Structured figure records
+++++
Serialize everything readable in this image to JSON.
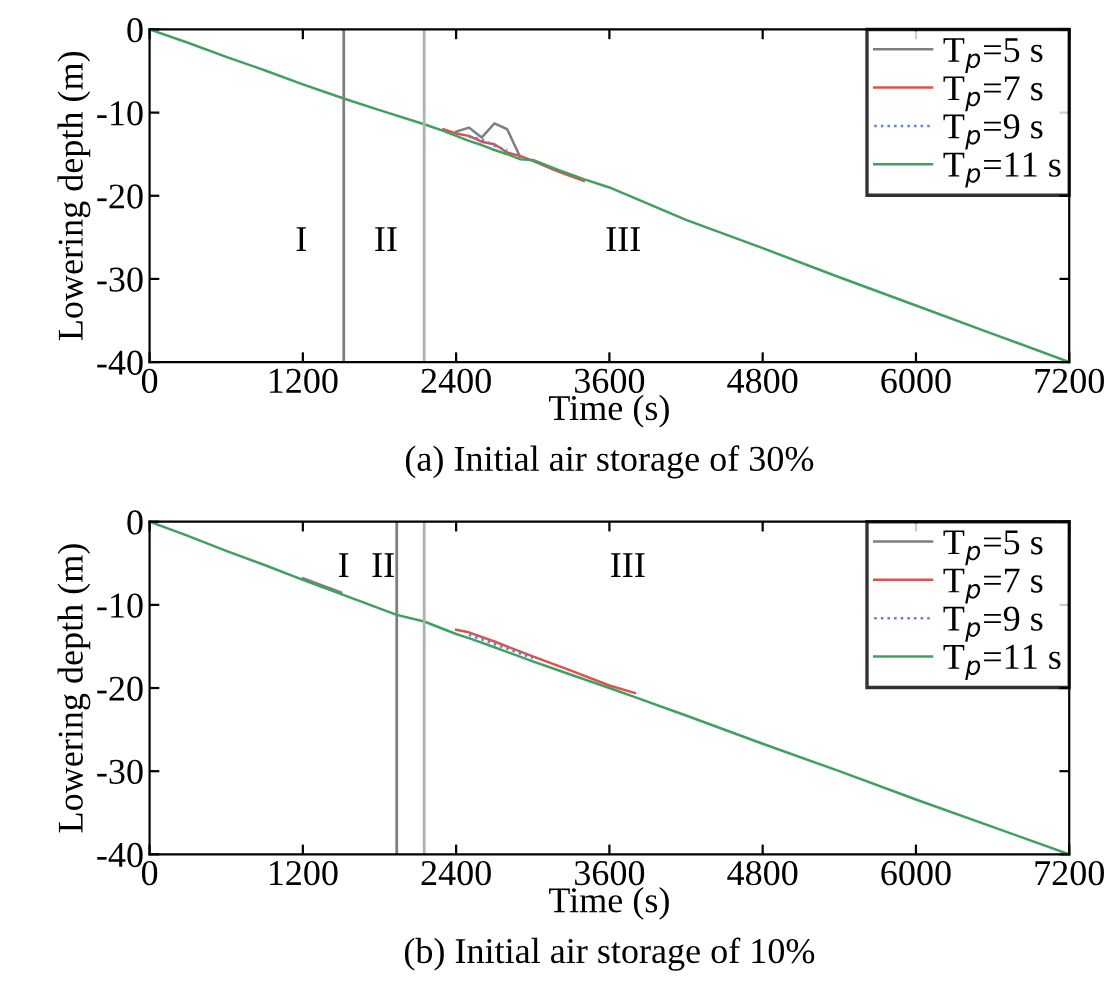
{
  "chart_data": [
    {
      "type": "line",
      "title": "(a) Initial air storage of 30%",
      "xlabel": "Time (s)",
      "ylabel": "Lowering depth (m)",
      "x": [
        0,
        300,
        600,
        900,
        1200,
        1520,
        1800,
        2150,
        2300,
        2400,
        2500,
        2600,
        2700,
        2800,
        2900,
        3000,
        3200,
        3400,
        3600,
        4200,
        4800,
        5400,
        6000,
        6600,
        7200
      ],
      "series": [
        {
          "name": "T$_{p}$=5 s",
          "color": "#7f7f7f",
          "line_style": "solid",
          "x": [
            2400,
            2500,
            2600,
            2700,
            2800,
            2900
          ],
          "values": [
            -12.3,
            -11.8,
            -13.0,
            -11.3,
            -12.0,
            -15.3
          ]
        },
        {
          "name": "T$_{p}$=7 s",
          "color": "#e05050",
          "line_style": "solid",
          "x": [
            2300,
            2400,
            2500,
            2600,
            2700,
            2800,
            2900,
            3000,
            3200,
            3400
          ],
          "values": [
            -12.0,
            -12.5,
            -12.8,
            -13.5,
            -13.8,
            -14.8,
            -15.2,
            -15.8,
            -17.1,
            -18.2
          ]
        },
        {
          "name": "T$_{p}$=9 s",
          "color": "#5a7fe0",
          "line_style": "dotted",
          "x": [
            2500,
            2600,
            2700,
            2800
          ],
          "values": [
            -12.9,
            -13.2,
            -14.0,
            -14.5
          ]
        },
        {
          "name": "T$_{p}$=11 s",
          "color": "#3fa060",
          "line_style": "solid",
          "values": [
            0,
            -1.6,
            -3.3,
            -4.9,
            -6.6,
            -8.3,
            -9.7,
            -11.4,
            -12.2,
            -12.8,
            -13.4,
            -13.9,
            -14.5,
            -15.0,
            -15.6,
            -15.7,
            -16.9,
            -18.0,
            -19.0,
            -22.9,
            -26.3,
            -29.8,
            -33.2,
            -36.6,
            -40
          ]
        }
      ],
      "xlim": [
        0,
        7200
      ],
      "xticks": [
        0,
        1200,
        2400,
        3600,
        4800,
        6000,
        7200
      ],
      "ylim": [
        -40,
        0
      ],
      "yticks": [
        -40,
        -30,
        -20,
        -10,
        0
      ],
      "ref_lines": [
        {
          "axis": "x",
          "value": 1520,
          "color": "#7f7f7f"
        },
        {
          "axis": "x",
          "value": 2150,
          "color": "#b0b0b0"
        }
      ],
      "annotations": [
        "I",
        "II",
        "III"
      ],
      "legend": "top right",
      "grid": false
    },
    {
      "type": "line",
      "title": "(b) Initial air storage of 10%",
      "xlabel": "Time (s)",
      "ylabel": "Lowering depth (m)",
      "x": [
        0,
        300,
        600,
        900,
        1200,
        1500,
        1935,
        2150,
        2400,
        2500,
        2700,
        3000,
        3300,
        3600,
        3800,
        4200,
        4800,
        5400,
        6000,
        6600,
        7200
      ],
      "series": [
        {
          "name": "T$_{p}$=5 s",
          "color": "#7f7f7f",
          "line_style": "solid",
          "x": [
            1200,
            1500
          ],
          "values": [
            -6.8,
            -8.5
          ]
        },
        {
          "name": "T$_{p}$=7 s",
          "color": "#e05050",
          "line_style": "solid",
          "x": [
            2400,
            2500,
            2700,
            3000,
            3300,
            3600,
            3800
          ],
          "values": [
            -13.0,
            -13.3,
            -14.4,
            -16.2,
            -17.9,
            -19.7,
            -20.6
          ]
        },
        {
          "name": "T$_{p}$=9 s",
          "color": "#5a7fe0",
          "line_style": "dotted",
          "x": [
            2500,
            2700,
            3000
          ],
          "values": [
            -13.6,
            -14.7,
            -16.4
          ]
        },
        {
          "name": "T$_{p}$=11 s",
          "color": "#3fa060",
          "line_style": "solid",
          "values": [
            0,
            -1.7,
            -3.5,
            -5.2,
            -7.0,
            -8.7,
            -11.2,
            -12.0,
            -13.5,
            -14.0,
            -15.1,
            -16.8,
            -18.4,
            -20.0,
            -21.1,
            -23.3,
            -26.7,
            -30.0,
            -33.4,
            -36.7,
            -40
          ]
        }
      ],
      "xlim": [
        0,
        7200
      ],
      "xticks": [
        0,
        1200,
        2400,
        3600,
        4800,
        6000,
        7200
      ],
      "ylim": [
        -40,
        0
      ],
      "yticks": [
        -40,
        -30,
        -20,
        -10,
        0
      ],
      "ref_lines": [
        {
          "axis": "x",
          "value": 1935,
          "color": "#7f7f7f"
        },
        {
          "axis": "x",
          "value": 2150,
          "color": "#b0b0b0"
        }
      ],
      "annotations": [
        "I",
        "II",
        "III"
      ],
      "legend": "top right",
      "grid": false
    }
  ]
}
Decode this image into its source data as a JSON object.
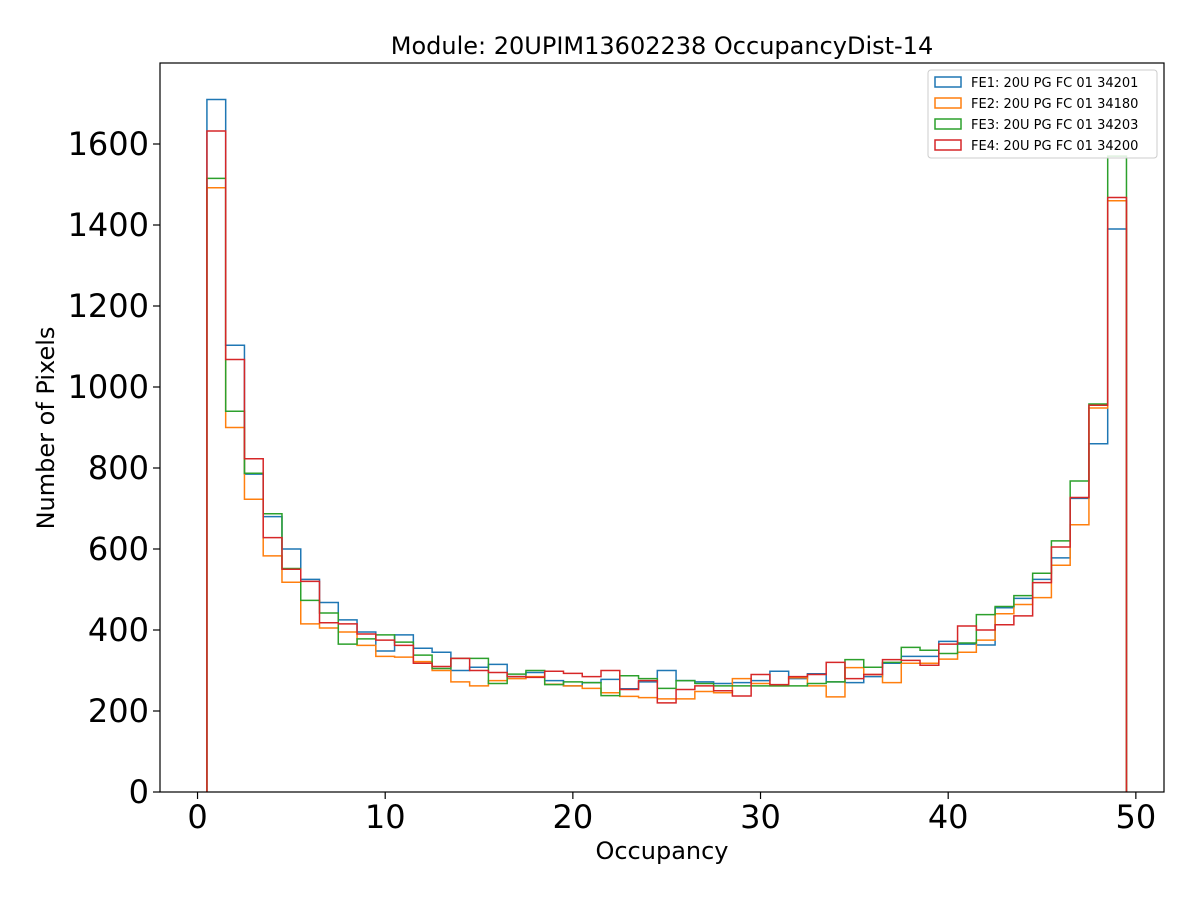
{
  "chart_data": {
    "type": "histogram-step",
    "title": "Module: 20UPIM13602238 OccupancyDist-14",
    "xlabel": "Occupancy",
    "ylabel": "Number of Pixels",
    "xlim": [
      -2,
      51.5
    ],
    "ylim": [
      0,
      1800
    ],
    "xticks": [
      0,
      10,
      20,
      30,
      40,
      50
    ],
    "yticks": [
      0,
      200,
      400,
      600,
      800,
      1000,
      1200,
      1400,
      1600
    ],
    "bin_edges_start": 0.5,
    "bin_width": 1,
    "grid": false,
    "legend_position": "top-right",
    "series": [
      {
        "name": "FE1: 20U PG FC 01 34201",
        "color": "#1f77b4",
        "values": [
          1710,
          1103,
          785,
          680,
          600,
          525,
          468,
          425,
          395,
          348,
          388,
          355,
          345,
          300,
          308,
          315,
          285,
          295,
          275,
          262,
          270,
          278,
          255,
          272,
          300,
          275,
          272,
          268,
          270,
          275,
          298,
          280,
          292,
          272,
          270,
          285,
          318,
          335,
          335,
          372,
          365,
          363,
          455,
          478,
          525,
          578,
          725,
          860,
          1390
        ]
      },
      {
        "name": "FE2: 20U PG FC 01 34180",
        "color": "#ff7f0e",
        "values": [
          1492,
          900,
          723,
          583,
          518,
          415,
          405,
          395,
          362,
          335,
          333,
          322,
          300,
          272,
          262,
          275,
          280,
          285,
          266,
          262,
          256,
          245,
          236,
          233,
          230,
          230,
          248,
          245,
          280,
          268,
          262,
          282,
          262,
          235,
          307,
          290,
          270,
          318,
          318,
          328,
          345,
          375,
          440,
          463,
          480,
          560,
          660,
          948,
          1460
        ]
      },
      {
        "name": "FE3: 20U PG FC 01 34203",
        "color": "#2ca02c",
        "values": [
          1515,
          940,
          787,
          687,
          552,
          473,
          442,
          365,
          378,
          388,
          370,
          338,
          305,
          330,
          330,
          268,
          291,
          300,
          265,
          272,
          270,
          238,
          287,
          280,
          256,
          275,
          268,
          262,
          262,
          262,
          262,
          262,
          268,
          272,
          327,
          308,
          320,
          357,
          350,
          342,
          368,
          438,
          458,
          485,
          540,
          620,
          768,
          958,
          1570
        ]
      },
      {
        "name": "FE4: 20U PG FC 01 34200",
        "color": "#d62728",
        "values": [
          1632,
          1068,
          823,
          628,
          550,
          520,
          418,
          415,
          390,
          375,
          362,
          318,
          310,
          330,
          300,
          295,
          285,
          283,
          298,
          293,
          285,
          300,
          253,
          275,
          220,
          253,
          262,
          250,
          237,
          290,
          265,
          285,
          290,
          320,
          280,
          290,
          327,
          325,
          313,
          365,
          410,
          400,
          413,
          435,
          517,
          605,
          727,
          955,
          1468
        ]
      }
    ]
  }
}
+++++
Output the full set of records above without changing a word, and drop the images.

* [Result below]
Serialize everything readable in this image to JSON.
{
  "chart_data": [
    {
      "type": "line",
      "title": "(a) Initial air storage of 30%",
      "xlabel": "Time (s)",
      "ylabel": "Lowering depth (m)",
      "x": [
        0,
        300,
        600,
        900,
        1200,
        1520,
        1800,
        2150,
        2300,
        2400,
        2500,
        2600,
        2700,
        2800,
        2900,
        3000,
        3200,
        3400,
        3600,
        4200,
        4800,
        5400,
        6000,
        6600,
        7200
      ],
      "series": [
        {
          "name": "T$_{p}$=5 s",
          "color": "#7f7f7f",
          "line_style": "solid",
          "x": [
            2400,
            2500,
            2600,
            2700,
            2800,
            2900
          ],
          "values": [
            -12.3,
            -11.8,
            -13.0,
            -11.3,
            -12.0,
            -15.3
          ]
        },
        {
          "name": "T$_{p}$=7 s",
          "color": "#e05050",
          "line_style": "solid",
          "x": [
            2300,
            2400,
            2500,
            2600,
            2700,
            2800,
            2900,
            3000,
            3200,
            3400
          ],
          "values": [
            -12.0,
            -12.5,
            -12.8,
            -13.5,
            -13.8,
            -14.8,
            -15.2,
            -15.8,
            -17.1,
            -18.2
          ]
        },
        {
          "name": "T$_{p}$=9 s",
          "color": "#5a7fe0",
          "line_style": "dotted",
          "x": [
            2500,
            2600,
            2700,
            2800
          ],
          "values": [
            -12.9,
            -13.2,
            -14.0,
            -14.5
          ]
        },
        {
          "name": "T$_{p}$=11 s",
          "color": "#3fa060",
          "line_style": "solid",
          "values": [
            0,
            -1.6,
            -3.3,
            -4.9,
            -6.6,
            -8.3,
            -9.7,
            -11.4,
            -12.2,
            -12.8,
            -13.4,
            -13.9,
            -14.5,
            -15.0,
            -15.6,
            -15.7,
            -16.9,
            -18.0,
            -19.0,
            -22.9,
            -26.3,
            -29.8,
            -33.2,
            -36.6,
            -40
          ]
        }
      ],
      "xlim": [
        0,
        7200
      ],
      "xticks": [
        0,
        1200,
        2400,
        3600,
        4800,
        6000,
        7200
      ],
      "ylim": [
        -40,
        0
      ],
      "yticks": [
        -40,
        -30,
        -20,
        -10,
        0
      ],
      "ref_lines": [
        {
          "axis": "x",
          "value": 1520,
          "color": "#7f7f7f"
        },
        {
          "axis": "x",
          "value": 2150,
          "color": "#b0b0b0"
        }
      ],
      "annotations": [
        "I",
        "II",
        "III"
      ],
      "legend": "top right",
      "grid": false
    },
    {
      "type": "line",
      "title": "(b) Initial air storage of 10%",
      "xlabel": "Time (s)",
      "ylabel": "Lowering depth (m)",
      "x": [
        0,
        300,
        600,
        900,
        1200,
        1500,
        1935,
        2150,
        2400,
        2500,
        2700,
        3000,
        3300,
        3600,
        3800,
        4200,
        4800,
        5400,
        6000,
        6600,
        7200
      ],
      "series": [
        {
          "name": "T$_{p}$=5 s",
          "color": "#7f7f7f",
          "line_style": "solid",
          "x": [
            1200,
            1500
          ],
          "values": [
            -6.8,
            -8.5
          ]
        },
        {
          "name": "T$_{p}$=7 s",
          "color": "#e05050",
          "line_style": "solid",
          "x": [
            2400,
            2500,
            2700,
            3000,
            3300,
            3600,
            3800
          ],
          "values": [
            -13.0,
            -13.3,
            -14.4,
            -16.2,
            -17.9,
            -19.7,
            -20.6
          ]
        },
        {
          "name": "T$_{p}$=9 s",
          "color": "#5a7fe0",
          "line_style": "dotted",
          "x": [
            2500,
            2700,
            3000
          ],
          "values": [
            -13.6,
            -14.7,
            -16.4
          ]
        },
        {
          "name": "T$_{p}$=11 s",
          "color": "#3fa060",
          "line_style": "solid",
          "values": [
            0,
            -1.7,
            -3.5,
            -5.2,
            -7.0,
            -8.7,
            -11.2,
            -12.0,
            -13.5,
            -14.0,
            -15.1,
            -16.8,
            -18.4,
            -20.0,
            -21.1,
            -23.3,
            -26.7,
            -30.0,
            -33.4,
            -36.7,
            -40
          ]
        }
      ],
      "xlim": [
        0,
        7200
      ],
      "xticks": [
        0,
        1200,
        2400,
        3600,
        4800,
        6000,
        7200
      ],
      "ylim": [
        -40,
        0
      ],
      "yticks": [
        -40,
        -30,
        -20,
        -10,
        0
      ],
      "ref_lines": [
        {
          "axis": "x",
          "value": 1935,
          "color": "#7f7f7f"
        },
        {
          "axis": "x",
          "value": 2150,
          "color": "#b0b0b0"
        }
      ],
      "annotations": [
        "I",
        "II",
        "III"
      ],
      "legend": "top right",
      "grid": false
    }
  ]
}
Decode this image into its source data as a JSON object.
{
  "chart_data": {
    "type": "histogram-step",
    "title": "Module: 20UPIM13602238 OccupancyDist-14",
    "xlabel": "Occupancy",
    "ylabel": "Number of Pixels",
    "xlim": [
      -2,
      51.5
    ],
    "ylim": [
      0,
      1800
    ],
    "xticks": [
      0,
      10,
      20,
      30,
      40,
      50
    ],
    "yticks": [
      0,
      200,
      400,
      600,
      800,
      1000,
      1200,
      1400,
      1600
    ],
    "bin_edges_start": 0.5,
    "bin_width": 1,
    "grid": false,
    "legend_position": "top-right",
    "series": [
      {
        "name": "FE1: 20U PG FC 01 34201",
        "color": "#1f77b4",
        "values": [
          1710,
          1103,
          785,
          680,
          600,
          525,
          468,
          425,
          395,
          348,
          388,
          355,
          345,
          300,
          308,
          315,
          285,
          295,
          275,
          262,
          270,
          278,
          255,
          272,
          300,
          275,
          272,
          268,
          270,
          275,
          298,
          280,
          292,
          272,
          270,
          285,
          318,
          335,
          335,
          372,
          365,
          363,
          455,
          478,
          525,
          578,
          725,
          860,
          1390
        ]
      },
      {
        "name": "FE2: 20U PG FC 01 34180",
        "color": "#ff7f0e",
        "values": [
          1492,
          900,
          723,
          583,
          518,
          415,
          405,
          395,
          362,
          335,
          333,
          322,
          300,
          272,
          262,
          275,
          280,
          285,
          266,
          262,
          256,
          245,
          236,
          233,
          230,
          230,
          248,
          245,
          280,
          268,
          262,
          282,
          262,
          235,
          307,
          290,
          270,
          318,
          318,
          328,
          345,
          375,
          440,
          463,
          480,
          560,
          660,
          948,
          1460
        ]
      },
      {
        "name": "FE3: 20U PG FC 01 34203",
        "color": "#2ca02c",
        "values": [
          1515,
          940,
          787,
          687,
          552,
          473,
          442,
          365,
          378,
          388,
          370,
          338,
          305,
          330,
          330,
          268,
          291,
          300,
          265,
          272,
          270,
          238,
          287,
          280,
          256,
          275,
          268,
          262,
          262,
          262,
          262,
          262,
          268,
          272,
          327,
          308,
          320,
          357,
          350,
          342,
          368,
          438,
          458,
          485,
          540,
          620,
          768,
          958,
          1570
        ]
      },
      {
        "name": "FE4: 20U PG FC 01 34200",
        "color": "#d62728",
        "values": [
          1632,
          1068,
          823,
          628,
          550,
          520,
          418,
          415,
          390,
          375,
          362,
          318,
          310,
          330,
          300,
          295,
          285,
          283,
          298,
          293,
          285,
          300,
          253,
          275,
          220,
          253,
          262,
          250,
          237,
          290,
          265,
          285,
          290,
          320,
          280,
          290,
          327,
          325,
          313,
          365,
          410,
          400,
          413,
          435,
          517,
          605,
          727,
          955,
          1468
        ]
      }
    ]
  }
}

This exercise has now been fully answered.